++++ Data extract ++++
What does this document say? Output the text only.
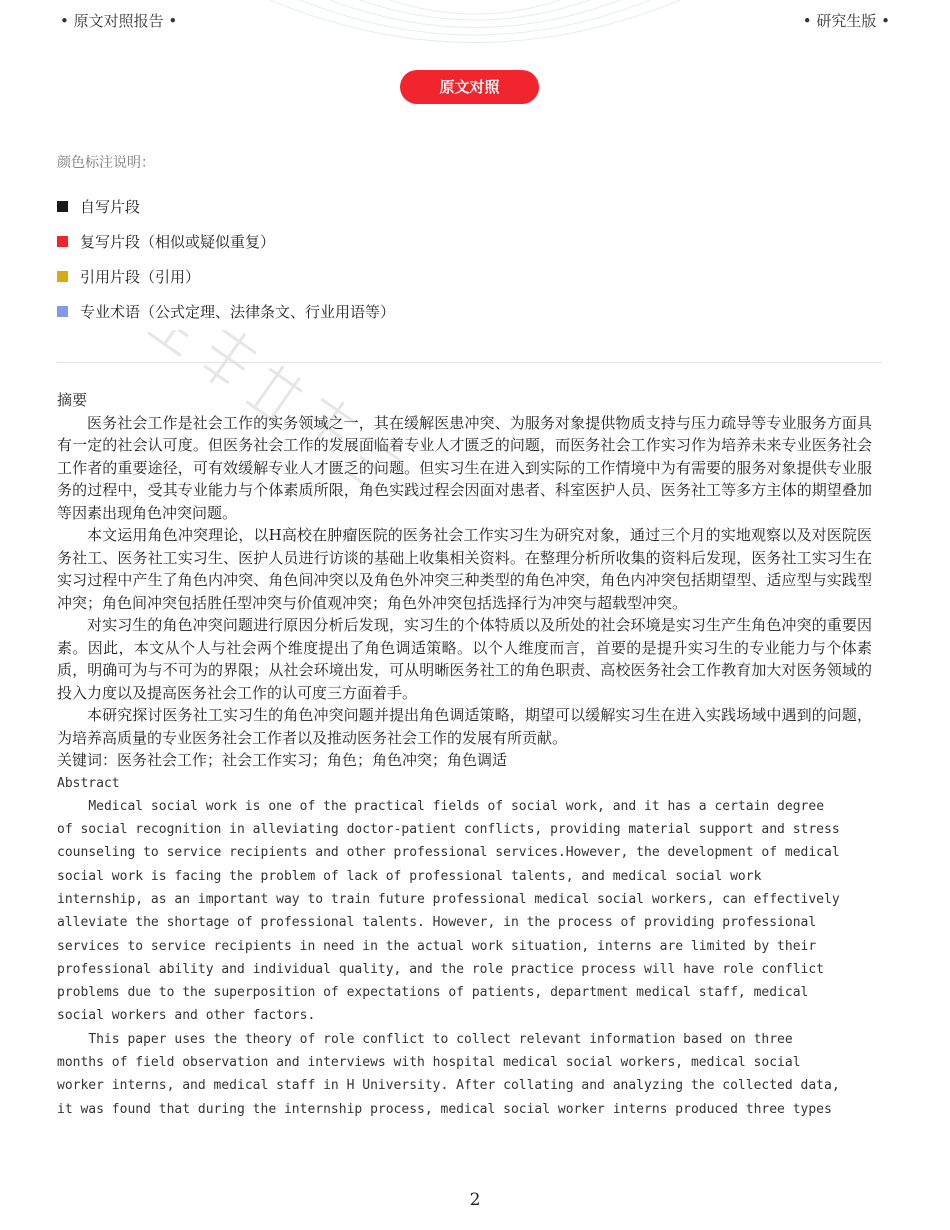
• 原文对照报告 •	• 研究生版 •
原文对照
颜色标注说明：
自写片段
复写片段（相似或疑似重复）
引用片段（引用）
专业术语（公式定理、法律条文、行业用语等）

摘要

医务社会工作是社会工作的实务领域之一，其在缓解医患冲突、为服务对象提供物质支持与压力疏导等专业服务方面具有一定的社会认可度。但医务社会工作的发展面临着专业人才匮乏的问题，而医务社会工作实习作为培养未来专业医务社会工作者的重要途径，可有效缓解专业人才匮乏的问题。但实习生在进入到实际的工作情境中为有需要的服务对象提供专业服务的过程中，受其专业能力与个体素质所限，角色实践过程会因面对患者、科室医护人员、医务社工等多方主体的期望叠加等因素出现角色冲突问题。

本文运用角色冲突理论，以H高校在肿瘤医院的医务社会工作实习生为研究对象，通过三个月的实地观察以及对医院医务社工、医务社工实习生、医护人员进行访谈的基础上收集相关资料。在整理分析所收集的资料后发现，医务社工实习生在实习过程中产生了角色内冲突、角色间冲突以及角色外冲突三种类型的角色冲突，角色内冲突包括期望型、适应型与实践型冲突；角色间冲突包括胜任型冲突与价值观冲突；角色外冲突包括选择行为冲突与超载型冲突。

对实习生的角色冲突问题进行原因分析后发现，实习生的个体特质以及所处的社会环境是实习生产生角色冲突的重要因素。因此，本文从个人与社会两个维度提出了角色调适策略。以个人维度而言，首要的是提升实习生的专业能力与个体素质，明确可为与不可为的界限；从社会环境出发，可从明晰医务社工的角色职责、高校医务社会工作教育加大对医务领域的投入力度以及提高医务社会工作的认可度三方面着手。

本研究探讨医务社工实习生的角色冲突问题并提出角色调适策略，期望可以缓解实习生在进入实践场域中遇到的问题，为培养高质量的专业医务社会工作者以及推动医务社会工作的发展有所贡献。

关键词：医务社会工作；社会工作实习；角色；角色冲突；角色调适

Abstract

Medical social work is one of the practical fields of social work, and it has a certain degree
of social recognition in alleviating doctor-patient conflicts, providing material support and stress
counseling to service recipients and other professional services.However, the development of medical
social work is facing the problem of lack of professional talents, and medical social work
internship, as an important way to train future professional medical social workers, can effectively
alleviate the shortage of professional talents. However, in the process of providing professional
services to service recipients in need in the actual work situation, interns are limited by their
professional ability and individual quality, and the role practice process will have role conflict
problems due to the superposition of expectations of patients, department medical staff, medical
social workers and other factors.

This paper uses the theory of role conflict to collect relevant information based on three
months of field observation and interviews with hospital medical social workers, medical social
worker interns, and medical staff in H University. After collating and analyzing the collected data,
it was found that during the internship process, medical social worker interns produced three types

2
++++
● Exercise requirements: Repeat the listing verbatim, pictures excluded.

● Problem solution:
What does this document say? Output the text only.
• 原文对照报告 •	• 研究生版 •
原文对照
颜色标注说明：
自写片段
复写片段（相似或疑似重复）
引用片段（引用）
专业术语（公式定理、法律条文、行业用语等）

摘要

医务社会工作是社会工作的实务领域之一，其在缓解医患冲突、为服务对象提供物质支持与压力疏导等专业服务方面具有一定的社会认可度。但医务社会工作的发展面临着专业人才匮乏的问题，而医务社会工作实习作为培养未来专业医务社会工作者的重要途径，可有效缓解专业人才匮乏的问题。但实习生在进入到实际的工作情境中为有需要的服务对象提供专业服务的过程中，受其专业能力与个体素质所限，角色实践过程会因面对患者、科室医护人员、医务社工等多方主体的期望叠加等因素出现角色冲突问题。

本文运用角色冲突理论，以H高校在肿瘤医院的医务社会工作实习生为研究对象，通过三个月的实地观察以及对医院医务社工、医务社工实习生、医护人员进行访谈的基础上收集相关资料。在整理分析所收集的资料后发现，医务社工实习生在实习过程中产生了角色内冲突、角色间冲突以及角色外冲突三种类型的角色冲突，角色内冲突包括期望型、适应型与实践型冲突；角色间冲突包括胜任型冲突与价值观冲突；角色外冲突包括选择行为冲突与超载型冲突。

对实习生的角色冲突问题进行原因分析后发现，实习生的个体特质以及所处的社会环境是实习生产生角色冲突的重要因素。因此，本文从个人与社会两个维度提出了角色调适策略。以个人维度而言，首要的是提升实习生的专业能力与个体素质，明确可为与不可为的界限；从社会环境出发，可从明晰医务社工的角色职责、高校医务社会工作教育加大对医务领域的投入力度以及提高医务社会工作的认可度三方面着手。

本研究探讨医务社工实习生的角色冲突问题并提出角色调适策略，期望可以缓解实习生在进入实践场域中遇到的问题，为培养高质量的专业医务社会工作者以及推动医务社会工作的发展有所贡献。

关键词：医务社会工作；社会工作实习；角色；角色冲突；角色调适

Abstract

Medical social work is one of the practical fields of social work, and it has a certain degree
of social recognition in alleviating doctor-patient conflicts, providing material support and stress
counseling to service recipients and other professional services.However, the development of medical
social work is facing the problem of lack of professional talents, and medical social work
internship, as an important way to train future professional medical social workers, can effectively
alleviate the shortage of professional talents. However, in the process of providing professional
services to service recipients in need in the actual work situation, interns are limited by their
professional ability and individual quality, and the role practice process will have role conflict
problems due to the superposition of expectations of patients, department medical staff, medical
social workers and other factors.

This paper uses the theory of role conflict to collect relevant information based on three
months of field observation and interviews with hospital medical social workers, medical social
worker interns, and medical staff in H University. After collating and analyzing the collected data,
it was found that during the internship process, medical social worker interns produced three types

2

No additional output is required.